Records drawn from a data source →
◇ ◇ ◇
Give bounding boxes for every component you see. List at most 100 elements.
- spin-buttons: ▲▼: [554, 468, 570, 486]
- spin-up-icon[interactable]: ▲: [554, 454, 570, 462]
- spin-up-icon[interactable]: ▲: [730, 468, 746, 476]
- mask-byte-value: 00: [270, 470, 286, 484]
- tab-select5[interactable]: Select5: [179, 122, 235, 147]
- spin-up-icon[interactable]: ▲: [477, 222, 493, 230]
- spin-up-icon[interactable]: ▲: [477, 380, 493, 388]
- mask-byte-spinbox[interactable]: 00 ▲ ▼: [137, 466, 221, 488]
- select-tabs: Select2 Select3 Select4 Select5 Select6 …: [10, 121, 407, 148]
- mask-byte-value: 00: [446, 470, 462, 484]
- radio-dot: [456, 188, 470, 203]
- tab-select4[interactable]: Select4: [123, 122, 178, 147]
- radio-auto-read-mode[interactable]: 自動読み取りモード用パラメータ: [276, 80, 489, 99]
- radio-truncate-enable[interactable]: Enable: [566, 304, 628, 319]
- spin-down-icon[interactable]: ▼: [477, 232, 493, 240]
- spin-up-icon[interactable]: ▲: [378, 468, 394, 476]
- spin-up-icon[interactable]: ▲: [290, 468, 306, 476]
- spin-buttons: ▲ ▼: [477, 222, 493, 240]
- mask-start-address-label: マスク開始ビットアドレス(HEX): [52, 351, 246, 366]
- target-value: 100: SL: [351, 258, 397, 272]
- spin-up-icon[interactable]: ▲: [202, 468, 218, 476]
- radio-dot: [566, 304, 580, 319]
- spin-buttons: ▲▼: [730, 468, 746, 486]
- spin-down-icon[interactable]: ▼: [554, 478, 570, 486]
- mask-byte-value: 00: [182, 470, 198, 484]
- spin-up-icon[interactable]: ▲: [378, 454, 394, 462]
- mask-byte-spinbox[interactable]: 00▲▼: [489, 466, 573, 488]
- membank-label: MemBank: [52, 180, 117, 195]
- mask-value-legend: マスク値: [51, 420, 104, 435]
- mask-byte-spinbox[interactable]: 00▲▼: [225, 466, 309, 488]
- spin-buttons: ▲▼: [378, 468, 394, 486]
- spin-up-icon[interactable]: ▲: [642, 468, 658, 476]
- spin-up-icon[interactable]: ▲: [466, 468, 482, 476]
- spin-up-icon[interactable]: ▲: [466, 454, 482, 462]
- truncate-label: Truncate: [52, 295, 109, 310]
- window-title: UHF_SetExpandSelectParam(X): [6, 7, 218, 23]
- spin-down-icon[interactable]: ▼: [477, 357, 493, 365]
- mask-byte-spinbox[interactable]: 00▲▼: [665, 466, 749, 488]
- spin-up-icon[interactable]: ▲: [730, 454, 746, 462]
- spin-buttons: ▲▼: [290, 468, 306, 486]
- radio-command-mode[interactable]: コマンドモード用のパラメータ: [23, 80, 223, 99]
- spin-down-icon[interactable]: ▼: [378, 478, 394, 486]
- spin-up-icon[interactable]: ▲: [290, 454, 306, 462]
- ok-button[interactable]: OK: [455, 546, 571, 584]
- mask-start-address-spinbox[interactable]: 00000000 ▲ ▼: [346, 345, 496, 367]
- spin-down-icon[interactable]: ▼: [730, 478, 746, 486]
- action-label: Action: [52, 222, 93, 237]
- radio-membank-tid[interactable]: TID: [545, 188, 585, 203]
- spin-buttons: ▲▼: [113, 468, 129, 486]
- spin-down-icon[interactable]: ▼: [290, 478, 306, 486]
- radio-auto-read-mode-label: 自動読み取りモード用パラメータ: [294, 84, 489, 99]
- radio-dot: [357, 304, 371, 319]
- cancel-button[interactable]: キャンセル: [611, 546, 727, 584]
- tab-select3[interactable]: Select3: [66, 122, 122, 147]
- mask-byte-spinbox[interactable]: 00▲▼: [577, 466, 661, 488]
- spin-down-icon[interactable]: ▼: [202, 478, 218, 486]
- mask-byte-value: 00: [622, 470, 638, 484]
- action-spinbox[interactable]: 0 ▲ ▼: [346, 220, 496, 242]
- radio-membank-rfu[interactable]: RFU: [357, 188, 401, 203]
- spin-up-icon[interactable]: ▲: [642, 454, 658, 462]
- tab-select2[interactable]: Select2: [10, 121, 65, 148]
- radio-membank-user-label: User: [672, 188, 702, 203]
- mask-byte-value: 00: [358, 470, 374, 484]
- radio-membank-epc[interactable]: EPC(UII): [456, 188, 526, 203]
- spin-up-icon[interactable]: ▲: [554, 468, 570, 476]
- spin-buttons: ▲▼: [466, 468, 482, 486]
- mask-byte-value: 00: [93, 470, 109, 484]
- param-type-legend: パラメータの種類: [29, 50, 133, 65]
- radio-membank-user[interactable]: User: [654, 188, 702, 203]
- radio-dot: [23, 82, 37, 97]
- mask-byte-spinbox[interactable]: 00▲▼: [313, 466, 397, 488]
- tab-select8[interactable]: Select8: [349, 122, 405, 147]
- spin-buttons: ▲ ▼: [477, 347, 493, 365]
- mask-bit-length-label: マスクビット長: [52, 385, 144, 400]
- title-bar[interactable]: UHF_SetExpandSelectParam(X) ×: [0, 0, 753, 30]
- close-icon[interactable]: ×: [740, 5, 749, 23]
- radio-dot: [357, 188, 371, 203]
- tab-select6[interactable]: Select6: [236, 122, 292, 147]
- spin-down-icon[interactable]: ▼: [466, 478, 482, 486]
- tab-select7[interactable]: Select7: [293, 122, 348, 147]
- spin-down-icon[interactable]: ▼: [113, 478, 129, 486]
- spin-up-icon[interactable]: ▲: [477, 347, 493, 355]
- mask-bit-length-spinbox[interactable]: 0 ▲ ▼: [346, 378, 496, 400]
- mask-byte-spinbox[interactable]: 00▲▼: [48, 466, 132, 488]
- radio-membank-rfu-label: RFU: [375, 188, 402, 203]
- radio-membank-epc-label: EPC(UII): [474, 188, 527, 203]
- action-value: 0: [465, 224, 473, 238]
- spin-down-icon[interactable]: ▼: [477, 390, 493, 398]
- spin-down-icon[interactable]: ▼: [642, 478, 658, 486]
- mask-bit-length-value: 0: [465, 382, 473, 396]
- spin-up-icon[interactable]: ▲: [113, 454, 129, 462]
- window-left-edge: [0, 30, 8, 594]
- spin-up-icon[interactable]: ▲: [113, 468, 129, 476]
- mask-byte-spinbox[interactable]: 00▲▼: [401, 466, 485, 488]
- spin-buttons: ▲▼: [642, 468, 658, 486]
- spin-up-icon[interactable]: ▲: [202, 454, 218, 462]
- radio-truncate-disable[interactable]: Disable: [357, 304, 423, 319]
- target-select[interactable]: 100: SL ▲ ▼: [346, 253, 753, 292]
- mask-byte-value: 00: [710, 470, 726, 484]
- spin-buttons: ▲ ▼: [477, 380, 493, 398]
◇ ◇ ◇
WHAT YOU WILL DO → List each line of the data above that contains the string "start". Case counts.

THE SOLUTION →
- mask-start-address-label: マスク開始ビットアドレス(HEX): [52, 351, 246, 366]
- mask-start-address-spinbox[interactable]: 00000000 ▲ ▼: [346, 345, 496, 367]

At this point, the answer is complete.